EXERCISE OBJECTIVE =>
Across the entries that follow, work out the number of lines containing the string "Artificial", and state it alone.

————————

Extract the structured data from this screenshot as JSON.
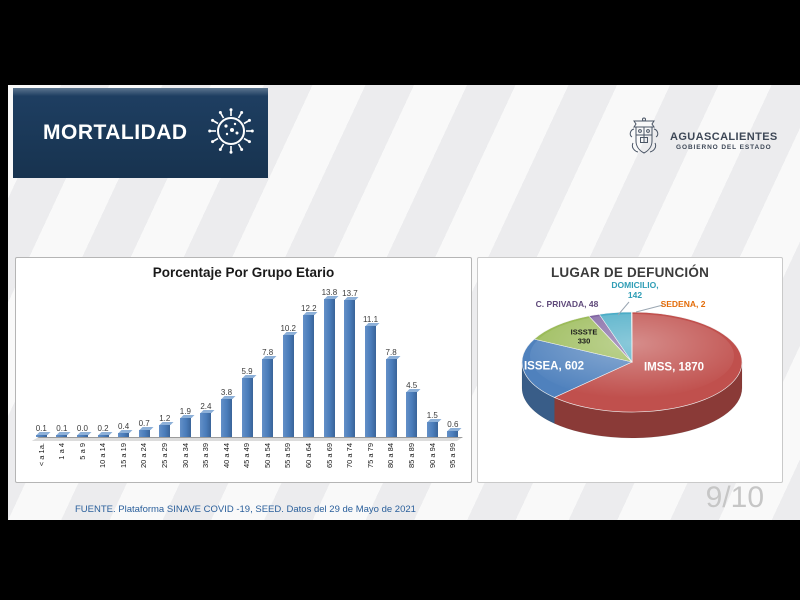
{
  "banner": {
    "title": "MORTALIDAD",
    "icon": "virus-icon",
    "bg_color": "#17334f"
  },
  "logo": {
    "name": "AGUASCALIENTES",
    "subtitle": "GOBIERNO DEL ESTADO",
    "icon": "state-crest-icon",
    "color": "#3d4756"
  },
  "footer": {
    "source": "FUENTE. Plataforma SINAVE COVID -19, SEED. Datos del 29 de Mayo de 2021",
    "page": "9/10"
  },
  "chart_data": [
    {
      "type": "bar",
      "title": "Porcentaje Por Grupo Etario",
      "categories": [
        "< a 1a.",
        "1 a 4",
        "5 a 9",
        "10 a 14",
        "15 a 19",
        "20 a 24",
        "25 a 29",
        "30 a 34",
        "35 a 39",
        "40 a 44",
        "45 a 49",
        "50 a 54",
        "55 a 59",
        "60 a 64",
        "65 a 69",
        "70 a 74",
        "75 a 79",
        "80 a 84",
        "85 a 89",
        "90 a 94",
        "95 a 99"
      ],
      "values": [
        0.1,
        0.1,
        0.0,
        0.2,
        0.4,
        0.7,
        1.2,
        1.9,
        2.4,
        3.8,
        5.9,
        7.8,
        10.2,
        12.2,
        13.8,
        13.7,
        11.1,
        7.8,
        4.5,
        1.5,
        0.6
      ],
      "xlabel": "",
      "ylabel": "",
      "ylim": [
        0,
        14.5
      ],
      "grid": false,
      "value_labels": true,
      "effect": "3d",
      "bar_color": "#4a7cba"
    },
    {
      "type": "pie",
      "title": "LUGAR DE DEFUNCIÓN",
      "effect": "3d",
      "series": [
        {
          "name": "IMSS",
          "value": 1870,
          "color": "#c0504d",
          "label": "IMSS, 1870",
          "label_color": "#ffffff",
          "label_pos": "inside"
        },
        {
          "name": "ISSEA",
          "value": 602,
          "color": "#4f81bd",
          "label": "ISSEA, 602",
          "label_color": "#ffffff",
          "label_pos": "inside"
        },
        {
          "name": "ISSSTE",
          "value": 330,
          "color": "#9bbb59",
          "label_lines": [
            "ISSSTE",
            "330"
          ],
          "label_color": "#1a1a1a",
          "label_pos": "inside"
        },
        {
          "name": "C. PRIVADA",
          "value": 48,
          "color": "#8064a2",
          "label": "C. PRIVADA, 48",
          "label_color": "#5f497a",
          "label_pos": "outside"
        },
        {
          "name": "DOMICILIO",
          "value": 142,
          "color": "#4bacc6",
          "label_lines": [
            "DOMICILIO,",
            "142"
          ],
          "label_color": "#2f9db5",
          "label_pos": "outside"
        },
        {
          "name": "SEDENA",
          "value": 2,
          "color": "#f79646",
          "label": "SEDENA, 2",
          "label_color": "#e36c09",
          "label_pos": "outside"
        }
      ]
    }
  ]
}
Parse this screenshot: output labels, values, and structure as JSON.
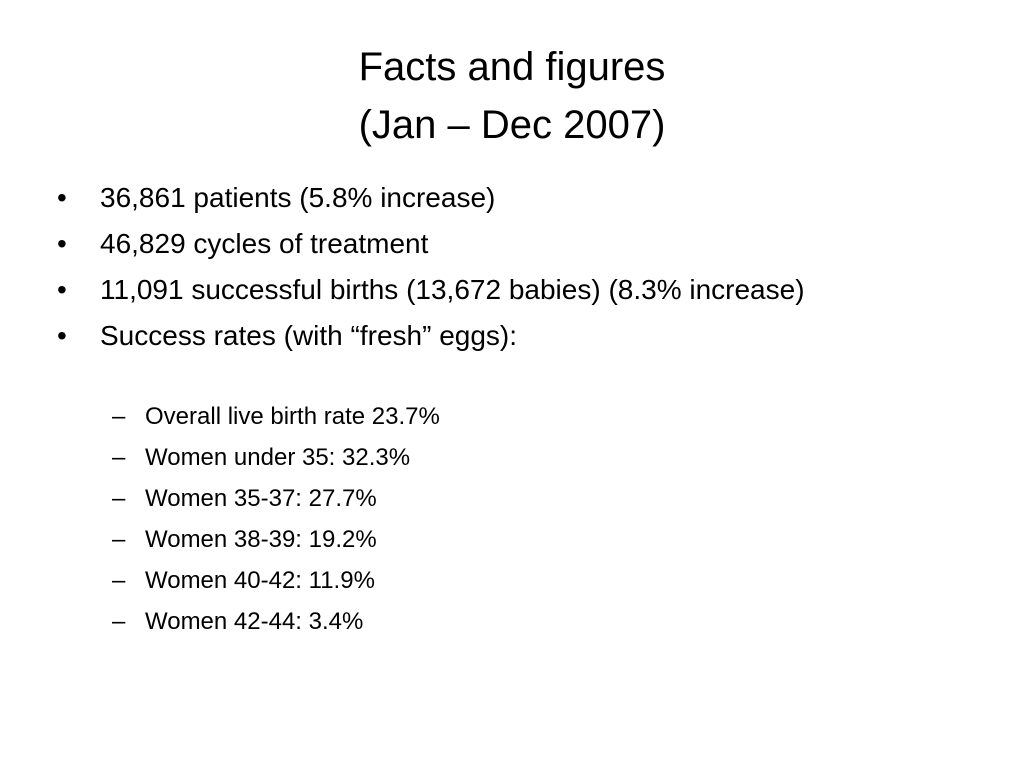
{
  "slide": {
    "title_line1": "Facts and figures",
    "title_line2": "(Jan – Dec 2007)",
    "bullets": [
      "36,861 patients (5.8% increase)",
      "46,829 cycles of treatment",
      "11,091 successful births (13,672 babies) (8.3% increase)",
      "Success rates (with “fresh” eggs):"
    ],
    "sub_bullets": [
      "Overall live birth rate 23.7%",
      "Women under 35: 32.3%",
      "Women 35-37: 27.7%",
      "Women 38-39: 19.2%",
      "Women 40-42: 11.9%",
      "Women 42-44: 3.4%"
    ],
    "bullet_marker": "•",
    "sub_marker": "–"
  }
}
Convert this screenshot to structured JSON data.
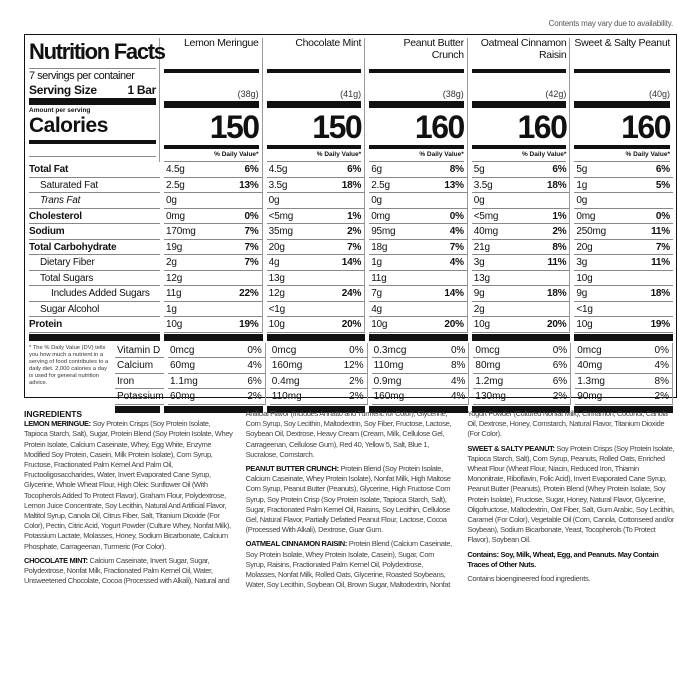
{
  "note": "Contents may vary due to availability.",
  "label": {
    "title": "Nutrition Facts",
    "servings": "7 servings per container",
    "serving_size_label": "Serving Size",
    "serving_size_value": "1 Bar",
    "amount_per_serving": "Amount per serving",
    "calories_label": "Calories",
    "dv_header": "% Daily Value*",
    "products": [
      {
        "name": "Lemon Meringue",
        "weight": "(38g)",
        "calories": "150"
      },
      {
        "name": "Chocolate Mint",
        "weight": "(41g)",
        "calories": "150"
      },
      {
        "name": "Peanut Butter Crunch",
        "weight": "(38g)",
        "calories": "160"
      },
      {
        "name": "Oatmeal Cinnamon Raisin",
        "weight": "(42g)",
        "calories": "160"
      },
      {
        "name": "Sweet & Salty Peanut",
        "weight": "(40g)",
        "calories": "160"
      }
    ],
    "nutrients": [
      {
        "label": "Total Fat",
        "style": "b",
        "values": [
          [
            "4.5g",
            "6%"
          ],
          [
            "4.5g",
            "6%"
          ],
          [
            "6g",
            "8%"
          ],
          [
            "5g",
            "6%"
          ],
          [
            "5g",
            "6%"
          ]
        ]
      },
      {
        "label": "Saturated Fat",
        "style": "i1",
        "values": [
          [
            "2.5g",
            "13%"
          ],
          [
            "3.5g",
            "18%"
          ],
          [
            "2.5g",
            "13%"
          ],
          [
            "3.5g",
            "18%"
          ],
          [
            "1g",
            "5%"
          ]
        ]
      },
      {
        "label": "Trans Fat",
        "style": "i1",
        "values": [
          [
            "0g",
            ""
          ],
          [
            "0g",
            ""
          ],
          [
            "0g",
            ""
          ],
          [
            "0g",
            ""
          ],
          [
            "0g",
            ""
          ]
        ]
      },
      {
        "label": "Cholesterol",
        "style": "b",
        "values": [
          [
            "0mg",
            "0%"
          ],
          [
            "<5mg",
            "1%"
          ],
          [
            "0mg",
            "0%"
          ],
          [
            "<5mg",
            "1%"
          ],
          [
            "0mg",
            "0%"
          ]
        ]
      },
      {
        "label": "Sodium",
        "style": "b",
        "values": [
          [
            "170mg",
            "7%"
          ],
          [
            "35mg",
            "2%"
          ],
          [
            "95mg",
            "4%"
          ],
          [
            "40mg",
            "2%"
          ],
          [
            "250mg",
            "11%"
          ]
        ]
      },
      {
        "label": "Total Carbohydrate",
        "style": "b",
        "values": [
          [
            "19g",
            "7%"
          ],
          [
            "20g",
            "7%"
          ],
          [
            "18g",
            "7%"
          ],
          [
            "21g",
            "8%"
          ],
          [
            "20g",
            "7%"
          ]
        ]
      },
      {
        "label": "Dietary Fiber",
        "style": "i1",
        "values": [
          [
            "2g",
            "7%"
          ],
          [
            "4g",
            "14%"
          ],
          [
            "1g",
            "4%"
          ],
          [
            "3g",
            "11%"
          ],
          [
            "3g",
            "11%"
          ]
        ]
      },
      {
        "label": "Total Sugars",
        "style": "i1",
        "values": [
          [
            "12g",
            ""
          ],
          [
            "13g",
            ""
          ],
          [
            "11g",
            ""
          ],
          [
            "13g",
            ""
          ],
          [
            "10g",
            ""
          ]
        ]
      },
      {
        "label": "Includes Added Sugars",
        "style": "i2",
        "values": [
          [
            "11g",
            "22%"
          ],
          [
            "12g",
            "24%"
          ],
          [
            "7g",
            "14%"
          ],
          [
            "9g",
            "18%"
          ],
          [
            "9g",
            "18%"
          ]
        ]
      },
      {
        "label": "Sugar Alcohol",
        "style": "i1",
        "values": [
          [
            "1g",
            ""
          ],
          [
            "<1g",
            ""
          ],
          [
            "4g",
            ""
          ],
          [
            "2g",
            ""
          ],
          [
            "<1g",
            ""
          ]
        ]
      },
      {
        "label": "Protein",
        "style": "b",
        "values": [
          [
            "10g",
            "19%"
          ],
          [
            "10g",
            "20%"
          ],
          [
            "10g",
            "20%"
          ],
          [
            "10g",
            "20%"
          ],
          [
            "10g",
            "19%"
          ]
        ]
      }
    ],
    "footnote": "* The % Daily Value (DV) tells you how much a nutrient in a serving of food contributes to a daily diet. 2,000 calories a day is used for general nutrition advice.",
    "vitamins": [
      {
        "label": "Vitamin D",
        "values": [
          [
            "0mcg",
            "0%"
          ],
          [
            "0mcg",
            "0%"
          ],
          [
            "0.3mcg",
            "0%"
          ],
          [
            "0mcg",
            "0%"
          ],
          [
            "0mcg",
            "0%"
          ]
        ]
      },
      {
        "label": "Calcium",
        "values": [
          [
            "60mg",
            "4%"
          ],
          [
            "160mg",
            "12%"
          ],
          [
            "110mg",
            "8%"
          ],
          [
            "80mg",
            "6%"
          ],
          [
            "40mg",
            "4%"
          ]
        ]
      },
      {
        "label": "Iron",
        "values": [
          [
            "1.1mg",
            "6%"
          ],
          [
            "0.4mg",
            "2%"
          ],
          [
            "0.9mg",
            "4%"
          ],
          [
            "1.2mg",
            "6%"
          ],
          [
            "1.3mg",
            "8%"
          ]
        ]
      },
      {
        "label": "Potassium",
        "values": [
          [
            "60mg",
            "2%"
          ],
          [
            "110mg",
            "2%"
          ],
          [
            "160mg",
            "4%"
          ],
          [
            "130mg",
            "2%"
          ],
          [
            "90mg",
            "2%"
          ]
        ]
      }
    ]
  },
  "ingredients": {
    "heading": "INGREDIENTS",
    "items": [
      {
        "name": "LEMON MERINGUE:",
        "text": " Soy Protein Crisps (Soy Protein Isolate, Tapioca Starch, Salt), Sugar, Protein Blend (Soy Protein Isolate, Whey Protein Isolate, Calcium Caseinate, Whey, Egg White, Enzyme Modified Soy Protein, Casein, Milk Protein Isolate), Corn Syrup, Fructose, Fractionated Palm Kernel And Palm Oil, Fructooligosaccharides, Water, Invert Evaporated Cane Syrup, Glycerine, Whole Wheat Flour, High Oleic Sunflower Oil (With Tocopherols Added To Protect Flavor), Graham Flour, Polydextrose, Lemon Juice Concentrate, Soy Lecithin, Natural And Artificial Flavor, Maltitol Syrup, Canola Oil, Citrus Fiber, Salt, Titanium Dioxide (For Color), Pectin, Citric Acid, Yogurt Powder (Culture Whey, Nonfat Milk), Potassium Lactate, Molasses, Honey, Sodium Bicarbonate, Calcium Phosphate, Carrageenan, Turmeric (For Color)."
      },
      {
        "name": "CHOCOLATE MINT:",
        "text": " Calcium Caseinate, Invert Sugar, Sugar, Polydextrose, Nonfat Milk, Fractionated Palm Kernel Oil, Water, Unsweetened Chocolate, Cocoa (Processed with Alkali), Natural and Artificial Flavor (Includes Annatto and Turmeric for Color), Glycerine, Corn Syrup, Soy Lecithin, Maltodextrin, Soy Fiber, Fructose, Lactose, Soybean Oil, Dextrose, Heavy Cream (Cream, Milk, Cellulose Gel, Carrageenan, Cellulose Gum), Red 40, Yellow 5, Salt, Blue 1, Sucralose, Cornstarch."
      },
      {
        "name": "PEANUT BUTTER CRUNCH:",
        "text": " Protein Blend (Soy Protein Isolate, Calcium Caseinate, Whey Protein Isolate), Nonfat Milk, High Maltose Corn Syrup, Peanut Butter (Peanuts), Glycerine, High Fructose Corn Syrup, Soy Protein Crisp (Soy Protein Isolate, Tapioca Starch, Salt), Sugar, Fractionated Palm Kernel Oil, Raisins, Soy Lecithin, Cellulose Gel, Natural Flavor, Partially Defatted Peanut Flour, Lactose, Cocoa (Processed With Alkali), Dextrose, Guar Gum."
      },
      {
        "name": "OATMEAL CINNAMON RAISIN:",
        "text": " Protein Blend (Calcium Caseinate, Soy Protein Isolate, Whey Protein Isolate, Casein), Sugar, Corn Syrup, Raisins, Fractionated Palm Kernel Oil, Polydextrose, Molasses, Nonfat Milk, Rolled Oats, Glycerine, Roasted Soybeans, Water, Soy Lecithin, Soybean Oil, Brown Sugar, Maltodextrin, Nonfat Yogurt Powder (Cultured Nonfat Milk), Cinnamon, Coconut, Canola Oil, Dextrose, Honey, Cornstarch, Natural Flavor, Titanium Dioxide (For Color)."
      },
      {
        "name": "SWEET & SALTY PEANUT:",
        "text": " Soy Protein Crisps (Soy Protein Isolate, Tapioca Starch, Salt), Corn Syrup, Peanuts, Rolled Oats, Enriched Wheat Flour (Wheat Flour, Niacin, Reduced Iron, Thiamin Mononitrate, Riboflavin, Folic Acid), Invert Evaporated Cane Syrup, Peanut Butter (Peanuts), Protein Blend (Whey Protein Isolate, Soy Protein Isolate), Fructose, Sugar, Honey, Natural Flavor, Glycerine, Oligofructose, Maltodextrin, Oat Fiber, Salt, Gum Arabic, Soy Lecithin, Caramel (For Color), Vegetable Oil (Corn, Canola, Cottonseed and/or Soybean), Sodium Bicarbonate, Yeast, Tocopherols (To Protect Flavor), Soybean Oil."
      }
    ],
    "allergens": "Contains: Soy, Milk, Wheat, Egg, and Peanuts. May Contain Traces of Other Nuts.",
    "bioengineered": "Contains bioengineered food ingredients."
  }
}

————————

REPLY =>
2